**Task description:** Return all of the data exactly as given.

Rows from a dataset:
+ + +

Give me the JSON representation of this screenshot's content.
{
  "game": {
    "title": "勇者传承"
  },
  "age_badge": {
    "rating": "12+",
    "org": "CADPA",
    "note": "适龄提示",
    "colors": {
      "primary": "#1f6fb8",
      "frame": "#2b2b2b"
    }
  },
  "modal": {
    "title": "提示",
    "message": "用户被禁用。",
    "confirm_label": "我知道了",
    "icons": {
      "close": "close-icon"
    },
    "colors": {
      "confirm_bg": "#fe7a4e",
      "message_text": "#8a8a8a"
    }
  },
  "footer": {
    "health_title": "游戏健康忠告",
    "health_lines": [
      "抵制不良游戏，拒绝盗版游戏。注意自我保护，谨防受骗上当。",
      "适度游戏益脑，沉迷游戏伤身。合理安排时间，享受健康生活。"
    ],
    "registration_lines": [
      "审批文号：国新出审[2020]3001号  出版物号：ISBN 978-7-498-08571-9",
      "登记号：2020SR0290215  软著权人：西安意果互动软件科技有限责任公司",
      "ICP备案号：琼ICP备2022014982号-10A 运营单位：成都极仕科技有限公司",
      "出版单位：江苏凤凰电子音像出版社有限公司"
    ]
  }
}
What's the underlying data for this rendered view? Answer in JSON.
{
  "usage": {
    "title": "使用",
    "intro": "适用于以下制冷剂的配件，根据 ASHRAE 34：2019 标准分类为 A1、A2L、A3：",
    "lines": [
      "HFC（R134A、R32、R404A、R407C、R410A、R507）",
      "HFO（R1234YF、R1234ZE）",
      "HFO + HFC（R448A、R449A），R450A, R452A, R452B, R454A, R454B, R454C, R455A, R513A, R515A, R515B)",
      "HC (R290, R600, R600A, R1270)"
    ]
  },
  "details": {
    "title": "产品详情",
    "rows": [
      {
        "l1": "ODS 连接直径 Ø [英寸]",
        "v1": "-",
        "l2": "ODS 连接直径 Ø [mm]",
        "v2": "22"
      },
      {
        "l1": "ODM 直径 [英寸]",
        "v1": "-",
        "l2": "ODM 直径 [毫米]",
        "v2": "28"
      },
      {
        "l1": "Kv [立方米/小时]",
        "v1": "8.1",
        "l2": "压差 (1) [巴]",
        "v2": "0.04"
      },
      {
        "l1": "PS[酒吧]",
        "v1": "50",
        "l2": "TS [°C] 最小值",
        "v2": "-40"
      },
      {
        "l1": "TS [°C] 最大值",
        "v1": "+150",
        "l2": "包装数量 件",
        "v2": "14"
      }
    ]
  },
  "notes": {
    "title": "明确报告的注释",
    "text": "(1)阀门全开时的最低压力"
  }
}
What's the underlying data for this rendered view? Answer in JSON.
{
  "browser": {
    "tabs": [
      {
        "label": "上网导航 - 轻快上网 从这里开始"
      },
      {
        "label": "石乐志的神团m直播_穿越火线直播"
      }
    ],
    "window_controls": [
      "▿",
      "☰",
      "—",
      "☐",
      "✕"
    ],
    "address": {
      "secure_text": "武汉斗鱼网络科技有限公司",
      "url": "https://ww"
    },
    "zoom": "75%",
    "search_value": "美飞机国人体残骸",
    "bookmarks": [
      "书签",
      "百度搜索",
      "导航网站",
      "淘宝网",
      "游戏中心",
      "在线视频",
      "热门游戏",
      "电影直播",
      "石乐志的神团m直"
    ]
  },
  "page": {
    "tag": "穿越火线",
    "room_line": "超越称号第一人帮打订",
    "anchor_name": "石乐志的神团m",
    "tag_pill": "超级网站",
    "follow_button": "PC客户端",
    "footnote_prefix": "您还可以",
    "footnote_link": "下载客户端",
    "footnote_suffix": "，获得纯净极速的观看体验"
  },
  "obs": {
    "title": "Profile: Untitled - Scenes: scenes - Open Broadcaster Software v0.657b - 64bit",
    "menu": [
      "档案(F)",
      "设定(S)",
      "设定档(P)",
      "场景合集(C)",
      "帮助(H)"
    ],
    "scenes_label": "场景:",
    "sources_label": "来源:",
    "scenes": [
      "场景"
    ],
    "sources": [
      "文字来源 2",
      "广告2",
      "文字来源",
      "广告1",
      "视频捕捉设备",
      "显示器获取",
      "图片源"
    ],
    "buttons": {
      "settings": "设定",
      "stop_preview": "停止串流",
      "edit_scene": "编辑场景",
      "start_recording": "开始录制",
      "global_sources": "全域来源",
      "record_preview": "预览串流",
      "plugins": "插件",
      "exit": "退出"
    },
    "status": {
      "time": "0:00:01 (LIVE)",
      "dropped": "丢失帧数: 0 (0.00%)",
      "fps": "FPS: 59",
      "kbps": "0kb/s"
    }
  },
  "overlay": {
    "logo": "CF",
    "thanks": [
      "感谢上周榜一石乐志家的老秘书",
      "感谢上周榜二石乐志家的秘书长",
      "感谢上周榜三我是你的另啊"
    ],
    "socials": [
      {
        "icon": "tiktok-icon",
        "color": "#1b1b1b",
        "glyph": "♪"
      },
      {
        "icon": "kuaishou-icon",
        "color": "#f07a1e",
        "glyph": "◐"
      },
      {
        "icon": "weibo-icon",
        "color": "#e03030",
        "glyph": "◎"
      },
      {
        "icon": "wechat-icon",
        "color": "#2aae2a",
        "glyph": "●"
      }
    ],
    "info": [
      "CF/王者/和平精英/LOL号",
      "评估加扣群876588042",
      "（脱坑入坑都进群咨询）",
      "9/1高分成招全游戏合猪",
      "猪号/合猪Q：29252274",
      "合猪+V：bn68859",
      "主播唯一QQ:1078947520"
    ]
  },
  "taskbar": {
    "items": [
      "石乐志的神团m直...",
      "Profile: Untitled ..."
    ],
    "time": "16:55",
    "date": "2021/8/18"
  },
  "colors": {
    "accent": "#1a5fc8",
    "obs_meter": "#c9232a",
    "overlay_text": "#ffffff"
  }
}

+ + +

**The completed task:**
Give me the JSON representation of this screenshot's content.
{
  "game": {
    "title": "勇者传承"
  },
  "age_badge": {
    "rating": "12+",
    "org": "CADPA",
    "note": "适龄提示",
    "colors": {
      "primary": "#1f6fb8",
      "frame": "#2b2b2b"
    }
  },
  "modal": {
    "title": "提示",
    "message": "用户被禁用。",
    "confirm_label": "我知道了",
    "icons": {
      "close": "close-icon"
    },
    "colors": {
      "confirm_bg": "#fe7a4e",
      "message_text": "#8a8a8a"
    }
  },
  "footer": {
    "health_title": "游戏健康忠告",
    "health_lines": [
      "抵制不良游戏，拒绝盗版游戏。注意自我保护，谨防受骗上当。",
      "适度游戏益脑，沉迷游戏伤身。合理安排时间，享受健康生活。"
    ],
    "registration_lines": [
      "审批文号：国新出审[2020]3001号  出版物号：ISBN 978-7-498-08571-9",
      "登记号：2020SR0290215  软著权人：西安意果互动软件科技有限责任公司",
      "ICP备案号：琼ICP备2022014982号-10A 运营单位：成都极仕科技有限公司",
      "出版单位：江苏凤凰电子音像出版社有限公司"
    ]
  }
}
What's the underlying data for this rendered view? Answer in JSON.
{
  "usage": {
    "title": "使用",
    "intro": "适用于以下制冷剂的配件，根据 ASHRAE 34：2019 标准分类为 A1、A2L、A3：",
    "lines": [
      "HFC（R134A、R32、R404A、R407C、R410A、R507）",
      "HFO（R1234YF、R1234ZE）",
      "HFO + HFC（R448A、R449A），R450A, R452A, R452B, R454A, R454B, R454C, R455A, R513A, R515A, R515B)",
      "HC (R290, R600, R600A, R1270)"
    ]
  },
  "details": {
    "title": "产品详情",
    "rows": [
      {
        "l1": "ODS 连接直径 Ø [英寸]",
        "v1": "-",
        "l2": "ODS 连接直径 Ø [mm]",
        "v2": "22"
      },
      {
        "l1": "ODM 直径 [英寸]",
        "v1": "-",
        "l2": "ODM 直径 [毫米]",
        "v2": "28"
      },
      {
        "l1": "Kv [立方米/小时]",
        "v1": "8.1",
        "l2": "压差 (1) [巴]",
        "v2": "0.04"
      },
      {
        "l1": "PS[酒吧]",
        "v1": "50",
        "l2": "TS [°C] 最小值",
        "v2": "-40"
      },
      {
        "l1": "TS [°C] 最大值",
        "v1": "+150",
        "l2": "包装数量 件",
        "v2": "14"
      }
    ]
  },
  "notes": {
    "title": "明确报告的注释",
    "text": "(1)阀门全开时的最低压力"
  }
}
What's the underlying data for this rendered view? Answer in JSON.
{
  "browser": {
    "tabs": [
      {
        "label": "上网导航 - 轻快上网 从这里开始"
      },
      {
        "label": "石乐志的神团m直播_穿越火线直播"
      }
    ],
    "window_controls": [
      "▿",
      "☰",
      "—",
      "☐",
      "✕"
    ],
    "address": {
      "secure_text": "武汉斗鱼网络科技有限公司",
      "url": "https://ww"
    },
    "zoom": "75%",
    "search_value": "美飞机国人体残骸",
    "bookmarks": [
      "书签",
      "百度搜索",
      "导航网站",
      "淘宝网",
      "游戏中心",
      "在线视频",
      "热门游戏",
      "电影直播",
      "石乐志的神团m直"
    ]
  },
  "page": {
    "tag": "穿越火线",
    "room_line": "超越称号第一人帮打订",
    "anchor_name": "石乐志的神团m",
    "tag_pill": "超级网站",
    "follow_button": "PC客户端",
    "footnote_prefix": "您还可以",
    "footnote_link": "下载客户端",
    "footnote_suffix": "，获得纯净极速的观看体验"
  },
  "obs": {
    "title": "Profile: Untitled - Scenes: scenes - Open Broadcaster Software v0.657b - 64bit",
    "menu": [
      "档案(F)",
      "设定(S)",
      "设定档(P)",
      "场景合集(C)",
      "帮助(H)"
    ],
    "scenes_label": "场景:",
    "sources_label": "来源:",
    "scenes": [
      "场景"
    ],
    "sources": [
      "文字来源 2",
      "广告2",
      "文字来源",
      "广告1",
      "视频捕捉设备",
      "显示器获取",
      "图片源"
    ],
    "buttons": {
      "settings": "设定",
      "stop_preview": "停止串流",
      "edit_scene": "编辑场景",
      "start_recording": "开始录制",
      "global_sources": "全域来源",
      "record_preview": "预览串流",
      "plugins": "插件",
      "exit": "退出"
    },
    "status": {
      "time": "0:00:01 (LIVE)",
      "dropped": "丢失帧数: 0 (0.00%)",
      "fps": "FPS: 59",
      "kbps": "0kb/s"
    }
  },
  "overlay": {
    "logo": "CF",
    "thanks": [
      "感谢上周榜一石乐志家的老秘书",
      "感谢上周榜二石乐志家的秘书长",
      "感谢上周榜三我是你的另啊"
    ],
    "socials": [
      {
        "icon": "tiktok-icon",
        "color": "#1b1b1b",
        "glyph": "♪"
      },
      {
        "icon": "kuaishou-icon",
        "color": "#f07a1e",
        "glyph": "◐"
      },
      {
        "icon": "weibo-icon",
        "color": "#e03030",
        "glyph": "◎"
      },
      {
        "icon": "wechat-icon",
        "color": "#2aae2a",
        "glyph": "●"
      }
    ],
    "info": [
      "CF/王者/和平精英/LOL号",
      "评估加扣群876588042",
      "（脱坑入坑都进群咨询）",
      "9/1高分成招全游戏合猪",
      "猪号/合猪Q：29252274",
      "合猪+V：bn68859",
      "主播唯一QQ:1078947520"
    ]
  },
  "taskbar": {
    "items": [
      "石乐志的神团m直...",
      "Profile: Untitled ..."
    ],
    "time": "16:55",
    "date": "2021/8/18"
  },
  "colors": {
    "accent": "#1a5fc8",
    "obs_meter": "#c9232a",
    "overlay_text": "#ffffff"
  }
}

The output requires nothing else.